-- Data follows --
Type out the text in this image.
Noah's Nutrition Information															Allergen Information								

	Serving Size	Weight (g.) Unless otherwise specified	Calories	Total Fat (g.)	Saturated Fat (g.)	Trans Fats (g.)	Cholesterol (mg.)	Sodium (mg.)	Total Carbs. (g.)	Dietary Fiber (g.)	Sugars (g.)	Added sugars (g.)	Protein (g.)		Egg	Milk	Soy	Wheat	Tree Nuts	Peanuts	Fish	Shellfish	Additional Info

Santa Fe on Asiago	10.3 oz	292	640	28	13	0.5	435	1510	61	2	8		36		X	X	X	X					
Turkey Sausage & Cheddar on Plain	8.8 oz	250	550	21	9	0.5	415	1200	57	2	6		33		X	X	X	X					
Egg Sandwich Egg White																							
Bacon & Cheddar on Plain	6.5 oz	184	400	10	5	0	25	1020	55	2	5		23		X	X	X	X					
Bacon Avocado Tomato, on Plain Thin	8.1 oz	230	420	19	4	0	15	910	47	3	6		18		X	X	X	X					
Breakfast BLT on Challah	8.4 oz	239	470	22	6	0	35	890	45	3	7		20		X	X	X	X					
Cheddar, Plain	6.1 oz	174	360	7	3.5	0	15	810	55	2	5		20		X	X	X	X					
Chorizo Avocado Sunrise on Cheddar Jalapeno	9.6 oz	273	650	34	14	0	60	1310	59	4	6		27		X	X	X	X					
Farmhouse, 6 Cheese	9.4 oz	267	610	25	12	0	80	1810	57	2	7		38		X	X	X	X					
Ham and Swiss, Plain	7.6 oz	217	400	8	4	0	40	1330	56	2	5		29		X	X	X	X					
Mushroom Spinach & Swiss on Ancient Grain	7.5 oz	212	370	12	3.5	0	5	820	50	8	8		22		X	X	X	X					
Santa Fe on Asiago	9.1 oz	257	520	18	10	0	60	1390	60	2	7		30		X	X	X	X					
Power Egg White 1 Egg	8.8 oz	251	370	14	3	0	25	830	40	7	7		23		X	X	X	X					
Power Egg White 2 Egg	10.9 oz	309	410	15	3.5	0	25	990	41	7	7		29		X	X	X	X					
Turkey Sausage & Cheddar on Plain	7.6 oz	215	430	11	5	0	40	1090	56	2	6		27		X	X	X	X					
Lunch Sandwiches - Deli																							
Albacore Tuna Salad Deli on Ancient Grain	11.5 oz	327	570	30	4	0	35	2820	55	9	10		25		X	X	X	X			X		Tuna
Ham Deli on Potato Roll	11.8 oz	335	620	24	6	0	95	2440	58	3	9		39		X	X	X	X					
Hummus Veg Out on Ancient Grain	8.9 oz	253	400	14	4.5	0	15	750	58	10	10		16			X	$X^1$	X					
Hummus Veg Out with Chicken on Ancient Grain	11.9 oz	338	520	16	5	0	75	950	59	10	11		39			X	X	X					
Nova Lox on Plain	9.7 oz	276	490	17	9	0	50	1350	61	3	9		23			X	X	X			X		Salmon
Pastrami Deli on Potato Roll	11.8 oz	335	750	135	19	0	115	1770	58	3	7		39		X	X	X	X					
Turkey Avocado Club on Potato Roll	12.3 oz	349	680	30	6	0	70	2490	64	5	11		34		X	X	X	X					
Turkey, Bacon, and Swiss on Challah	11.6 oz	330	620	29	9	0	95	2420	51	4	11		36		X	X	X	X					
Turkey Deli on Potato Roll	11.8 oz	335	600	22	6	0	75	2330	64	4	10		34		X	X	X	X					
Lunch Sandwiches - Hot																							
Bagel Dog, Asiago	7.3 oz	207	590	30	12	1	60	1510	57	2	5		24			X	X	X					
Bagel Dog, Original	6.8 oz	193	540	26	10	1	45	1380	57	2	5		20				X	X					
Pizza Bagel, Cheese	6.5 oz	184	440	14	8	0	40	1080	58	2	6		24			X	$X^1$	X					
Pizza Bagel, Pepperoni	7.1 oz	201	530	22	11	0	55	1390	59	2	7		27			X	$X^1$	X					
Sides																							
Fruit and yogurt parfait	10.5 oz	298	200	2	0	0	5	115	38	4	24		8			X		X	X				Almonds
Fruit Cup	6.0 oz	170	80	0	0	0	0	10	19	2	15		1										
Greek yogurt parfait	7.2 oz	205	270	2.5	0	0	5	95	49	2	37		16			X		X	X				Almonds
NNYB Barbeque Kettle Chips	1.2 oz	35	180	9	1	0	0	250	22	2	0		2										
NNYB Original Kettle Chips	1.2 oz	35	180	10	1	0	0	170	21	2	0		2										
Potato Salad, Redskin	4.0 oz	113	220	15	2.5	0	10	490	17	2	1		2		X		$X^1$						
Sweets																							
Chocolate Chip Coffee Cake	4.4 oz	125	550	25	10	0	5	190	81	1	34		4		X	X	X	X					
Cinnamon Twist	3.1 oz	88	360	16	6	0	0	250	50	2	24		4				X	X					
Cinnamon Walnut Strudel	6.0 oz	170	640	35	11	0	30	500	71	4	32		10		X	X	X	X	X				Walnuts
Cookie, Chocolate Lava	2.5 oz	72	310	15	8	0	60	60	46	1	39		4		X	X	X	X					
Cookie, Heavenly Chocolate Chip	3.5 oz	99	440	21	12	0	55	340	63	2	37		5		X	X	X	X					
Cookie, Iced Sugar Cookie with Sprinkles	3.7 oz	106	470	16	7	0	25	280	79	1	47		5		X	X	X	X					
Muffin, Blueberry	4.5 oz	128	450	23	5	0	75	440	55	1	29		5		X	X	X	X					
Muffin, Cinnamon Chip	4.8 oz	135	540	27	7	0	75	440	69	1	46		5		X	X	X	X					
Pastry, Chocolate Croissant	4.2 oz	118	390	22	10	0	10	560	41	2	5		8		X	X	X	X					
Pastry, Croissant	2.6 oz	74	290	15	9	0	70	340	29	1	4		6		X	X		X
-- Data concluded --
▶ **Task goal**
Each entry given above is to be duplicated exactly.

▶ **Solution to this exercise**
Type out the text in this image.
Noah's Nutrition Information															Allergen Information								

	Serving Size	Weight (g.) Unless otherwise specified	Calories	Total Fat (g.)	Saturated Fat (g.)	Trans Fats (g.)	Cholesterol (mg.)	Sodium (mg.)	Total Carbs. (g.)	Dietary Fiber (g.)	Sugars (g.)	Added sugars (g.)	Protein (g.)		Egg	Milk	Soy	Wheat	Tree Nuts	Peanuts	Fish	Shellfish	Additional Info

Santa Fe on Asiago	10.3 oz	292	640	28	13	0.5	435	1510	61	2	8		36		X	X	X	X					
Turkey Sausage & Cheddar on Plain	8.8 oz	250	550	21	9	0.5	415	1200	57	2	6		33		X	X	X	X					
Egg Sandwich Egg White																							
Bacon & Cheddar on Plain	6.5 oz	184	400	10	5	0	25	1020	55	2	5		23		X	X	X	X					
Bacon Avocado Tomato, on Plain Thin	8.1 oz	230	420	19	4	0	15	910	47	3	6		18		X	X	X	X					
Breakfast BLT on Challah	8.4 oz	239	470	22	6	0	35	890	45	3	7		20		X	X	X	X					
Cheddar, Plain	6.1 oz	174	360	7	3.5	0	15	810	55	2	5		20		X	X	X	X					
Chorizo Avocado Sunrise on Cheddar Jalapeno	9.6 oz	273	650	34	14	0	60	1310	59	4	6		27		X	X	X	X					
Farmhouse, 6 Cheese	9.4 oz	267	610	25	12	0	80	1810	57	2	7		38		X	X	X	X					
Ham and Swiss, Plain	7.6 oz	217	400	8	4	0	40	1330	56	2	5		29		X	X	X	X					
Mushroom Spinach & Swiss on Ancient Grain	7.5 oz	212	370	12	3.5	0	5	820	50	8	8		22		X	X	X	X					
Santa Fe on Asiago	9.1 oz	257	520	18	10	0	60	1390	60	2	7		30		X	X	X	X					
Power Egg White 1 Egg	8.8 oz	251	370	14	3	0	25	830	40	7	7		23		X	X	X	X					
Power Egg White 2 Egg	10.9 oz	309	410	15	3.5	0	25	990	41	7	7		29		X	X	X	X					
Turkey Sausage & Cheddar on Plain	7.6 oz	215	430	11	5	0	40	1090	56	2	6		27		X	X	X	X					
Lunch Sandwiches - Deli																							
Albacore Tuna Salad Deli on Ancient Grain	11.5 oz	327	570	30	4	0	35	2820	55	9	10		25		X	X	X	X			X		Tuna
Ham Deli on Potato Roll	11.8 oz	335	620	24	6	0	95	2440	58	3	9		39		X	X	X	X					
Hummus Veg Out on Ancient Grain	8.9 oz	253	400	14	4.5	0	15	750	58	10	10		16			X	$X^1$	X					
Hummus Veg Out with Chicken on Ancient Grain	11.9 oz	338	520	16	5	0	75	950	59	10	11		39			X	X	X					
Nova Lox on Plain	9.7 oz	276	490	17	9	0	50	1350	61	3	9		23			X	X	X			X		Salmon
Pastrami Deli on Potato Roll	11.8 oz	335	750	135	19	0	115	1770	58	3	7		39		X	X	X	X					
Turkey Avocado Club on Potato Roll	12.3 oz	349	680	30	6	0	70	2490	64	5	11		34		X	X	X	X					
Turkey, Bacon, and Swiss on Challah	11.6 oz	330	620	29	9	0	95	2420	51	4	11		36		X	X	X	X					
Turkey Deli on Potato Roll	11.8 oz	335	600	22	6	0	75	2330	64	4	10		34		X	X	X	X					
Lunch Sandwiches - Hot																							
Bagel Dog, Asiago	7.3 oz	207	590	30	12	1	60	1510	57	2	5		24			X	X	X					
Bagel Dog, Original	6.8 oz	193	540	26	10	1	45	1380	57	2	5		20				X	X					
Pizza Bagel, Cheese	6.5 oz	184	440	14	8	0	40	1080	58	2	6		24			X	$X^1$	X					
Pizza Bagel, Pepperoni	7.1 oz	201	530	22	11	0	55	1390	59	2	7		27			X	$X^1$	X					
Sides																							
Fruit and yogurt parfait	10.5 oz	298	200	2	0	0	5	115	38	4	24		8			X		X	X				Almonds
Fruit Cup	6.0 oz	170	80	0	0	0	0	10	19	2	15		1										
Greek yogurt parfait	7.2 oz	205	270	2.5	0	0	5	95	49	2	37		16			X		X	X				Almonds
NNYB Barbeque Kettle Chips	1.2 oz	35	180	9	1	0	0	250	22	2	0		2										
NNYB Original Kettle Chips	1.2 oz	35	180	10	1	0	0	170	21	2	0		2										
Potato Salad, Redskin	4.0 oz	113	220	15	2.5	0	10	490	17	2	1		2		X		$X^1$						
Sweets																							
Chocolate Chip Coffee Cake	4.4 oz	125	550	25	10	0	5	190	81	1	34		4		X	X	X	X					
Cinnamon Twist	3.1 oz	88	360	16	6	0	0	250	50	2	24		4				X	X					
Cinnamon Walnut Strudel	6.0 oz	170	640	35	11	0	30	500	71	4	32		10		X	X	X	X	X				Walnuts
Cookie, Chocolate Lava	2.5 oz	72	310	15	8	0	60	60	46	1	39		4		X	X	X	X					
Cookie, Heavenly Chocolate Chip	3.5 oz	99	440	21	12	0	55	340	63	2	37		5		X	X	X	X					
Cookie, Iced Sugar Cookie with Sprinkles	3.7 oz	106	470	16	7	0	25	280	79	1	47		5		X	X	X	X					
Muffin, Blueberry	4.5 oz	128	450	23	5	0	75	440	55	1	29		5		X	X	X	X					
Muffin, Cinnamon Chip	4.8 oz	135	540	27	7	0	75	440	69	1	46		5		X	X	X	X					
Pastry, Chocolate Croissant	4.2 oz	118	390	22	10	0	10	560	41	2	5		8		X	X	X	X					
Pastry, Croissant	2.6 oz	74	290	15	9	0	70	340	29	1	4		6		X	X		X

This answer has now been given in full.